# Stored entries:
....

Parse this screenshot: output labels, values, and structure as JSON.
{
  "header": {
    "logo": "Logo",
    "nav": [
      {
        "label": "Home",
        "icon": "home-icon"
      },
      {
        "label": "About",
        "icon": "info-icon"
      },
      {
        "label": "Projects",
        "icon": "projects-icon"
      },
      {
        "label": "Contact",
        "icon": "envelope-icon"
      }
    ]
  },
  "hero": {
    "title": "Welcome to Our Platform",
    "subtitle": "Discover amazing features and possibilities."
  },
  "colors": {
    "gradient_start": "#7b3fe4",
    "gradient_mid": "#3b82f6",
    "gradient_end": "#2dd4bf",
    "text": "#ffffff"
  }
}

....

# Description of the task:
Count how many lines in the data contain the word "icon", giving the number without comment.

# Solved problem:
4